Records for this exercise ::
------------------------------------------------------------------------

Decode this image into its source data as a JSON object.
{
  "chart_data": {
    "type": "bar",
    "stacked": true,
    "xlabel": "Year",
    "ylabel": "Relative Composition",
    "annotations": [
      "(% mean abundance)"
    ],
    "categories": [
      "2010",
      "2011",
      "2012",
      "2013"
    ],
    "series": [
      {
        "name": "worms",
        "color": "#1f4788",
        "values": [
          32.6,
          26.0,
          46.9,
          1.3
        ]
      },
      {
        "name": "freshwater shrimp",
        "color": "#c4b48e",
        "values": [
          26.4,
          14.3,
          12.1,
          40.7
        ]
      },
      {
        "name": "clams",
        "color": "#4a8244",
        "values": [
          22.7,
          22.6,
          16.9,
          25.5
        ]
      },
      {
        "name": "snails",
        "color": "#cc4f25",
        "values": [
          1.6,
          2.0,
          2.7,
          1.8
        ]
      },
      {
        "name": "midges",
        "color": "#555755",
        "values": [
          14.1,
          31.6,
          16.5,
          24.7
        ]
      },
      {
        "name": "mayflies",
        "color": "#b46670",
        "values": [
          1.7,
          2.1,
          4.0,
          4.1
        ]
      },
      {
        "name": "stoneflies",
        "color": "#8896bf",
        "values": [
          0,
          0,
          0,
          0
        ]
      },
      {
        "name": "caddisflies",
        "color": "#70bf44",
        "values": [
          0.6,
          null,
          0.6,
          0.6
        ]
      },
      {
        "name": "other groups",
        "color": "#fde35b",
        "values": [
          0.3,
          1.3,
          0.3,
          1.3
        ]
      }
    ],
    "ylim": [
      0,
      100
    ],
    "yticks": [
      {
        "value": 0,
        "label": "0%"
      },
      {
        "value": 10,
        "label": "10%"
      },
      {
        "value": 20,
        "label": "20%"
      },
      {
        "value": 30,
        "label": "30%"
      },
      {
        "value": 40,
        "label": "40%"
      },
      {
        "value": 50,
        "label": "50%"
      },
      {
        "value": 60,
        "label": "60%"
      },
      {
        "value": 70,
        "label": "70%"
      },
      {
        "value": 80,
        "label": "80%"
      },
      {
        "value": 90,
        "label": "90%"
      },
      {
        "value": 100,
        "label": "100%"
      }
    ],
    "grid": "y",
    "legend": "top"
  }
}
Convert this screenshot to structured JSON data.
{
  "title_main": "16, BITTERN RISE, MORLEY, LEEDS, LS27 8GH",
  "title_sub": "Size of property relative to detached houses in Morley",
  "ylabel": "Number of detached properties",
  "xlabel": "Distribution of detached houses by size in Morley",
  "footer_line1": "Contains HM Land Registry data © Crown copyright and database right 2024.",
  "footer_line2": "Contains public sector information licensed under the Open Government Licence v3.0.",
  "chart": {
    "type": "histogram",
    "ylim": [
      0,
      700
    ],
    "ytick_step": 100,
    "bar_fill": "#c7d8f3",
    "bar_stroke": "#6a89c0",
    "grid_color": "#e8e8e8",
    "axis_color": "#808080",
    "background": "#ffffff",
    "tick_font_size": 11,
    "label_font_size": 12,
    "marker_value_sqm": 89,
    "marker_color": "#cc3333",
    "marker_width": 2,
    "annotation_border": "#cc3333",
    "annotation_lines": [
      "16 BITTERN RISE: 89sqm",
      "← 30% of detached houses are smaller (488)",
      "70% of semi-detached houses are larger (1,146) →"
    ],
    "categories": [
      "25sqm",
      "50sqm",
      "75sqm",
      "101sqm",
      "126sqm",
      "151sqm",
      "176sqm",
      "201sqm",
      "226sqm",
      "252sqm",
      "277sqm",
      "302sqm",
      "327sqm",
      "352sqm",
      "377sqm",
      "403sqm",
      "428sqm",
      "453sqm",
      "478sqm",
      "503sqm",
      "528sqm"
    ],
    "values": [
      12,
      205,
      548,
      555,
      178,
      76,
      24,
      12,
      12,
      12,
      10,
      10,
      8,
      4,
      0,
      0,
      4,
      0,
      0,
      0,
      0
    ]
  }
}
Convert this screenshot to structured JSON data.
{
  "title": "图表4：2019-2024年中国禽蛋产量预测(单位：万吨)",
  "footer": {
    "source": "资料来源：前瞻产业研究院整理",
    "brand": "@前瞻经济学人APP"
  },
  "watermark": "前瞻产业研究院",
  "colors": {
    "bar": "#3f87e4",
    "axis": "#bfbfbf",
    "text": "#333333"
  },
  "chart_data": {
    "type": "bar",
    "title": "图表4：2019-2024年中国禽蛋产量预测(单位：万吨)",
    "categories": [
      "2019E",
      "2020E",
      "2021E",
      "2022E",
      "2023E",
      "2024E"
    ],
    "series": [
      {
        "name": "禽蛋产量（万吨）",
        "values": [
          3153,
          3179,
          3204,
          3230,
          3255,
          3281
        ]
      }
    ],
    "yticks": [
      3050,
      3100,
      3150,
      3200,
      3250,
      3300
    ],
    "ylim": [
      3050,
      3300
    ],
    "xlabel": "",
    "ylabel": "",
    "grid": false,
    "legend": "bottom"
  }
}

------------------------------------------------------------------------

Given request :: Locate the lines above that contain "Contains" and copy them.

Result for this exercise ::
  "footer_line1": "Contains HM Land Registry data © Crown copyright and database right 2024.",
  "footer_line2": "Contains public sector information licensed under the Open Government Licence v3.0.",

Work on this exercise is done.